EXERCISE TASK: Search the listing for the string "Mona" and copy every line that contains it.

LISTING:
···

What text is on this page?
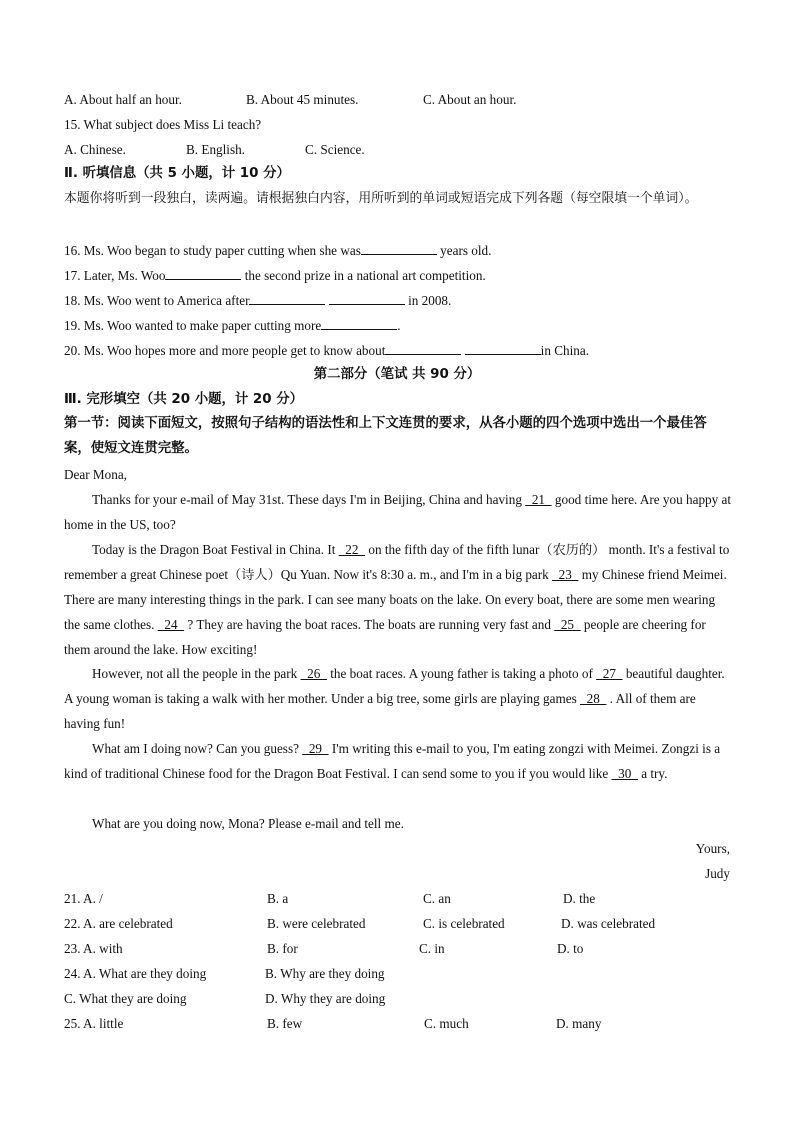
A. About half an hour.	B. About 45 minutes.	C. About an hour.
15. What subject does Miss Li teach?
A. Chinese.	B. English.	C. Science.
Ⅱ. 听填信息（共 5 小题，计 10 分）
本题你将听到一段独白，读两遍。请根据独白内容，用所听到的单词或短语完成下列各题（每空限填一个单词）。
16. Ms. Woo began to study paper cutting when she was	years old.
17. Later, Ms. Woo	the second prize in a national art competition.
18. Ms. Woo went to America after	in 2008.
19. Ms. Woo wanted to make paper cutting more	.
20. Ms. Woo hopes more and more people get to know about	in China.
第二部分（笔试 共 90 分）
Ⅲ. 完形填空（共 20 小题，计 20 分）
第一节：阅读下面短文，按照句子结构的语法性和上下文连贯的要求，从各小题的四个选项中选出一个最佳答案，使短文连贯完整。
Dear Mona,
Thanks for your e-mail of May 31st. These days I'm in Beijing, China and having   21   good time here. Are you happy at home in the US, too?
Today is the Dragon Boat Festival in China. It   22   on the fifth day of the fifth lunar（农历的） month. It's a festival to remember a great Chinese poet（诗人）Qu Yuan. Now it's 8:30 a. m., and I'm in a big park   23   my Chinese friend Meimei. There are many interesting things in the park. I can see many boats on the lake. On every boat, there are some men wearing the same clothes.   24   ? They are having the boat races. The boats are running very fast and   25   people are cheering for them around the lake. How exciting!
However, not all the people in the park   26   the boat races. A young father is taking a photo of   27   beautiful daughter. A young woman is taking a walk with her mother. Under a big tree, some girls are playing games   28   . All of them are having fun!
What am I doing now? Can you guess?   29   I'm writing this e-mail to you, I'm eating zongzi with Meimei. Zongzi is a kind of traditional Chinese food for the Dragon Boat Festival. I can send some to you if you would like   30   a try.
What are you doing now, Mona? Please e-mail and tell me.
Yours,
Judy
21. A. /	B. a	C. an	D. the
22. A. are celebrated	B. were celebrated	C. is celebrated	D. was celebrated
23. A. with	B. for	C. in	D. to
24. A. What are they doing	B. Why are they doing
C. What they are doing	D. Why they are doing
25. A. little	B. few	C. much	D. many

···

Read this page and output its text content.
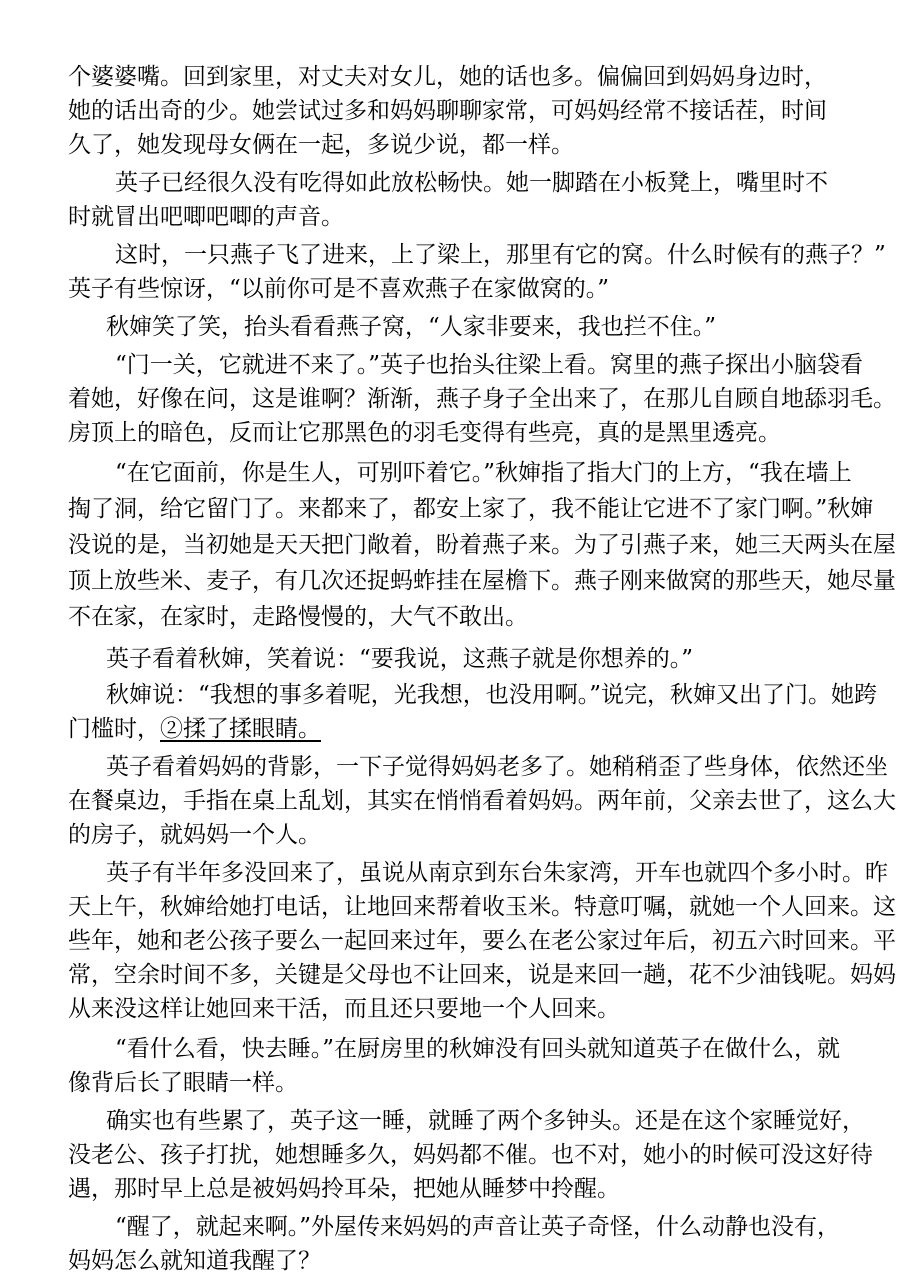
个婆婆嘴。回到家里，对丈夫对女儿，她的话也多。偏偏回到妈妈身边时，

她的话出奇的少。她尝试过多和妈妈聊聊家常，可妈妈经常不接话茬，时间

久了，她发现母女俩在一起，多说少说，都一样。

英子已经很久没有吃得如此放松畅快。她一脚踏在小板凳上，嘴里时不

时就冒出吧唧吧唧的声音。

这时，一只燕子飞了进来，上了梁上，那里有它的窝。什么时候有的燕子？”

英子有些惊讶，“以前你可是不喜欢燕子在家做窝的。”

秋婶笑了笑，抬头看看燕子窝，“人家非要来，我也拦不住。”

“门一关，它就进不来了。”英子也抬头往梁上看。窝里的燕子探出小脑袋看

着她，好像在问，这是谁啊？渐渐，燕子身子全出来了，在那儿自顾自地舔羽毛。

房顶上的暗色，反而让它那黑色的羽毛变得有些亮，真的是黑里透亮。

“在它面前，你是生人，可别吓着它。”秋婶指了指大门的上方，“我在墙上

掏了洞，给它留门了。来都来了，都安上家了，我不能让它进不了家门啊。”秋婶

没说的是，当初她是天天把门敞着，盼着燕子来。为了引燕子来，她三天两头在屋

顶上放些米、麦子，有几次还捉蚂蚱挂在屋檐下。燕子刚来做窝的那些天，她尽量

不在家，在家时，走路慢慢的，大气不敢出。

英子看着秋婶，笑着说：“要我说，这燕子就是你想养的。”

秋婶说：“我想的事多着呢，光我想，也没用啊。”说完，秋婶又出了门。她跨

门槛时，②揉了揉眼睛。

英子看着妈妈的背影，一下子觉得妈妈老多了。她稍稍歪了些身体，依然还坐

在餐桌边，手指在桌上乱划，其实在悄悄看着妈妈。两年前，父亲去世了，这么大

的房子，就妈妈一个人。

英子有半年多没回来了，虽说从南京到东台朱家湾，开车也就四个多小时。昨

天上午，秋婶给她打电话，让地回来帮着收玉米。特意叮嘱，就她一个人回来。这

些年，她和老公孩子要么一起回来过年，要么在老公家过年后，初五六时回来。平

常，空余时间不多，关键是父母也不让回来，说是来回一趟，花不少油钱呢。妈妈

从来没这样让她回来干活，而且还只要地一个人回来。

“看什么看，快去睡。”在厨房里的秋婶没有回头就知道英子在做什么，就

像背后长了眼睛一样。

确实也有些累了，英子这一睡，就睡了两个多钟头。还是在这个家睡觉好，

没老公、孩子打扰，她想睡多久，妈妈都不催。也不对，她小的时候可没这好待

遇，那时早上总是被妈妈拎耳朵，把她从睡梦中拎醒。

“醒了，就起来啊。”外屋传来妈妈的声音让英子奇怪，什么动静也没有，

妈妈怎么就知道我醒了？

···

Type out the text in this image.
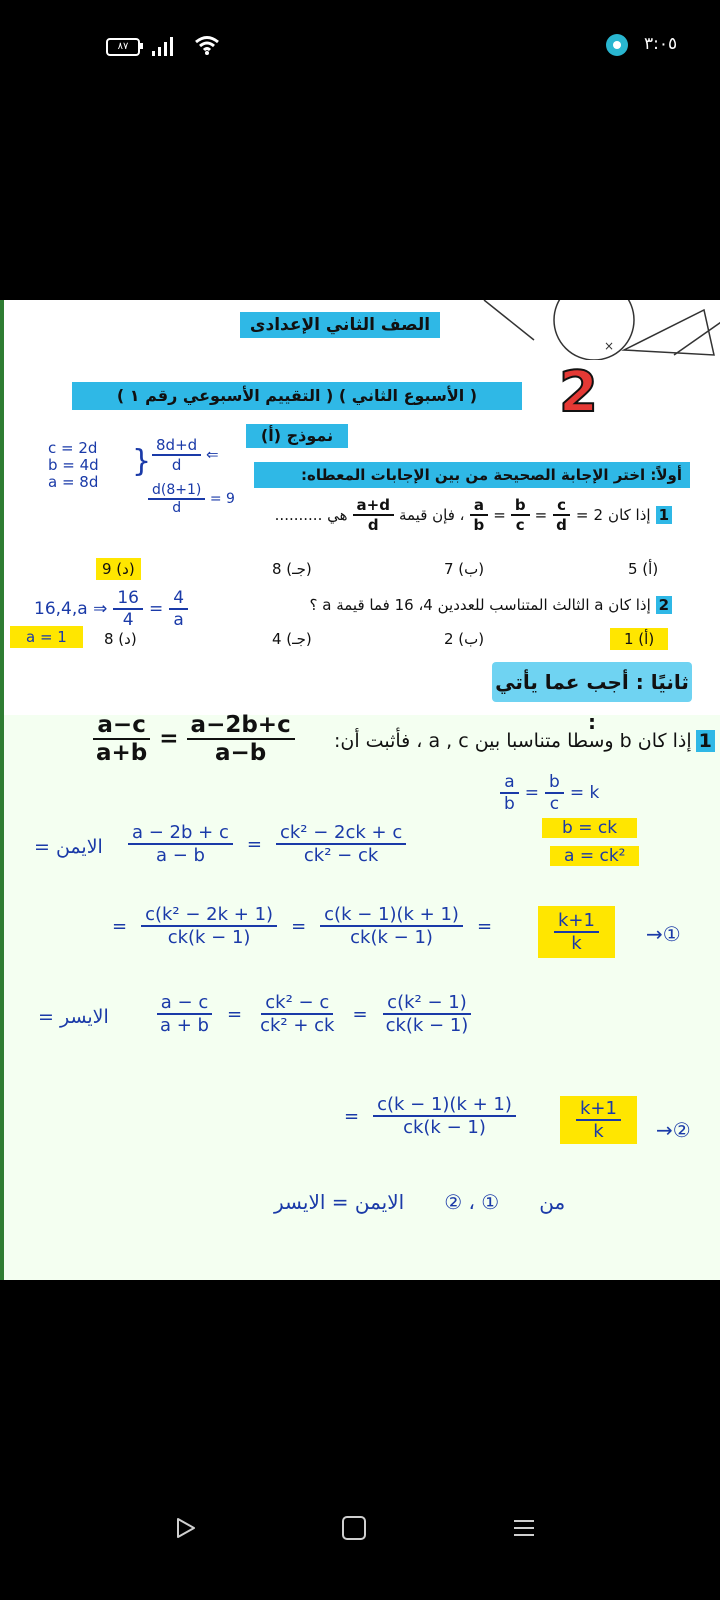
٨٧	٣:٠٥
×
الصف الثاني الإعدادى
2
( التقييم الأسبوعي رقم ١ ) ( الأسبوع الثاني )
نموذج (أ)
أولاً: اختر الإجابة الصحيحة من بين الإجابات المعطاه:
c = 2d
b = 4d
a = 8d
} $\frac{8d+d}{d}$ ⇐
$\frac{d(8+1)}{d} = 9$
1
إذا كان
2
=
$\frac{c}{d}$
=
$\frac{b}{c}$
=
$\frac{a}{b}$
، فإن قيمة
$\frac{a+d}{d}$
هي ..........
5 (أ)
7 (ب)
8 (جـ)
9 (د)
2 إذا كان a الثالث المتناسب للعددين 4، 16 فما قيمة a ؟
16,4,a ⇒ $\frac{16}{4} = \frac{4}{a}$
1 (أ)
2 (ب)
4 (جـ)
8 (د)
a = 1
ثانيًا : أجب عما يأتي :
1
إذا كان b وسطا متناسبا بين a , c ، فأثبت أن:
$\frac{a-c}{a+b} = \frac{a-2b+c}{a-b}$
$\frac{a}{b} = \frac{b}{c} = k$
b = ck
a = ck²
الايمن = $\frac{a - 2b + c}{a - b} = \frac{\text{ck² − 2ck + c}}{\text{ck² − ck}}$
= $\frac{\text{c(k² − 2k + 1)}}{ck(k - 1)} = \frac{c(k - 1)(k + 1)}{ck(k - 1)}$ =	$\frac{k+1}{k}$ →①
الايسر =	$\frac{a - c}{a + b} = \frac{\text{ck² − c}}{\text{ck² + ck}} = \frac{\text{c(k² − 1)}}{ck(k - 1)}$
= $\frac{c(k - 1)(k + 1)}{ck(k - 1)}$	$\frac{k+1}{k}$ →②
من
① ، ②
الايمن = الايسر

···

REPLY:
Dear Mona,
What are you doing now, Mona? Please e-mail and tell me.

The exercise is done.